_READING PASSAGE_:
────

Coder Social home page Coder Social logo

Comments (5)

bnicolae avatar bnicolae commented on July 18, 2024

Hi @gongotar, can you please provide more information about what is happening? How many nodes did you use? What error messages do the active backends show on restart (if any at all)? Do all active backends show the same error message or are there any differences?

from veloc.

gongotar avatar gongotar commented on July 18, 2024

Hi Bogdan, sorry for the late response! So the VeloC library contains a test folder in which there is a file named heatdis_fault.cpp. Now, in the beginning, the code in the file checks if there are any restarts available. If not then it starts to compute from the beginning. However, in the middle of the computation, a failure is injected which removes the local checkpoints of the last rank (lines 134 - 138) and calls MPI_Abort(MPI_COMM_WORLD, 1) and exit(1).

────

_EXTRACTED ENTRIES_:
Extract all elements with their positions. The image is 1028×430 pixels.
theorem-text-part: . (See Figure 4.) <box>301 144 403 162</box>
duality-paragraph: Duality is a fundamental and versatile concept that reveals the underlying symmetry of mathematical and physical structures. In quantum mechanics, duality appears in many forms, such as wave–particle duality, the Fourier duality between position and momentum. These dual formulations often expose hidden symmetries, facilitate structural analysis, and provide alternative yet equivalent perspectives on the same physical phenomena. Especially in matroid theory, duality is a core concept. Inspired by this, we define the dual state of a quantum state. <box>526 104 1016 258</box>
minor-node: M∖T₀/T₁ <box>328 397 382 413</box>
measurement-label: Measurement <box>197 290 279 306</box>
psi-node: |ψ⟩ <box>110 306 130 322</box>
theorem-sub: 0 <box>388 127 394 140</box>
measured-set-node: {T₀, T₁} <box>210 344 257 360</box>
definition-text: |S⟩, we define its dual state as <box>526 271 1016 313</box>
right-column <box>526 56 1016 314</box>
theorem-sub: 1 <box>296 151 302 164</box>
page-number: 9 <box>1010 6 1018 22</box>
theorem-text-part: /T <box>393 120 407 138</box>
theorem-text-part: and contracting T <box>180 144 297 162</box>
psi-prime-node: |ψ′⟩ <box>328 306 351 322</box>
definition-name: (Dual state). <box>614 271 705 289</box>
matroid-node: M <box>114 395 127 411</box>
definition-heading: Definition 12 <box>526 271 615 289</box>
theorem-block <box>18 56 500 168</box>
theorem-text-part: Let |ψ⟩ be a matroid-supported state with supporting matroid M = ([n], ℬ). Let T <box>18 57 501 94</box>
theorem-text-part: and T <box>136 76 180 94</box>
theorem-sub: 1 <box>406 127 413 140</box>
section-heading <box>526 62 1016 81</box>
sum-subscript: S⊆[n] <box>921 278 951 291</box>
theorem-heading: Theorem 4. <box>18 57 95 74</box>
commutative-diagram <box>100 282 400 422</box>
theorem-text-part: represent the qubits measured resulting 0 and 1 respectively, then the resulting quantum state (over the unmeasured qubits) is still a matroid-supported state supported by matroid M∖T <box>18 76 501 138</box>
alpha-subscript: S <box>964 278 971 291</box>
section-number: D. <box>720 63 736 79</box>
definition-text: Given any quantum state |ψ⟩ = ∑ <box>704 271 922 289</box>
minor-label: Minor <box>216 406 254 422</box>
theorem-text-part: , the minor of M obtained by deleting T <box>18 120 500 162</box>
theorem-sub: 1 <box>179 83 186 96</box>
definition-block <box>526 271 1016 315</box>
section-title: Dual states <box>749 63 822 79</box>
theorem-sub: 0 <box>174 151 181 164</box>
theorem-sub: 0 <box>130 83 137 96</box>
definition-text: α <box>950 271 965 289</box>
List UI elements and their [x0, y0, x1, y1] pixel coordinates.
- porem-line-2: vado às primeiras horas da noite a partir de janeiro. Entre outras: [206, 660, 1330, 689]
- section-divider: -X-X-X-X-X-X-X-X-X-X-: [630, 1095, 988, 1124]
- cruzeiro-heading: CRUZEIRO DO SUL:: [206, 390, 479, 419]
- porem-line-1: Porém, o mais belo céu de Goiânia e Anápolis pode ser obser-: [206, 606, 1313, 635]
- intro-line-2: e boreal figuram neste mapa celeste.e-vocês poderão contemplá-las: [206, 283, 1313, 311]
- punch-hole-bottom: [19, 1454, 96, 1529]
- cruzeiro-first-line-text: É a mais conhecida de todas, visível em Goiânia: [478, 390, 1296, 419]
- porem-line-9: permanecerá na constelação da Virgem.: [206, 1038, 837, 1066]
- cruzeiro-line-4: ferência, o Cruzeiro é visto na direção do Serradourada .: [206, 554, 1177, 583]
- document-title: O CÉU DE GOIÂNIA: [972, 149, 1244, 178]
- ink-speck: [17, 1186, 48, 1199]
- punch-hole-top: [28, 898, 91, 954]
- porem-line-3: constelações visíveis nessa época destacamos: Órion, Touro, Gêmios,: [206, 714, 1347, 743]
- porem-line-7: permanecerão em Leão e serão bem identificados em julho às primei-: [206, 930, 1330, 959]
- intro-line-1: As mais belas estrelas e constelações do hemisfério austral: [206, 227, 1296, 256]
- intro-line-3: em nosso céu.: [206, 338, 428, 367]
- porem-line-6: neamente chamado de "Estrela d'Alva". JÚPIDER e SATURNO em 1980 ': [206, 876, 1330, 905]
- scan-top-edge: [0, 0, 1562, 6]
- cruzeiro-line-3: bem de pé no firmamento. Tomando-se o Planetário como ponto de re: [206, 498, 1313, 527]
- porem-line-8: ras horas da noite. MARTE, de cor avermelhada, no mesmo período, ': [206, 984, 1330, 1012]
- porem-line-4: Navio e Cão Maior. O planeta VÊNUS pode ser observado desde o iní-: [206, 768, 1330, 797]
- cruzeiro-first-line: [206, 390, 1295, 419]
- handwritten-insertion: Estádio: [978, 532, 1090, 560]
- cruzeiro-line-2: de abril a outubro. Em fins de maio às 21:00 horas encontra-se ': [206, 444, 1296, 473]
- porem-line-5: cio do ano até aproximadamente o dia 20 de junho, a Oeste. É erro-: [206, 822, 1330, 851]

────

Retype the stretch of the VeloC forum thread above from "bnicolae avatar bnicolae" through "from veloc.".

_REPLY_:
bnicolae avatar bnicolae commented on July 18, 2024

Hi @gongotar, can you please provide more information about what is happening? How many nodes did you use? What error messages do the active backends show on restart (if any at all)? Do all active backends show the same error message or are there any differences?

from veloc.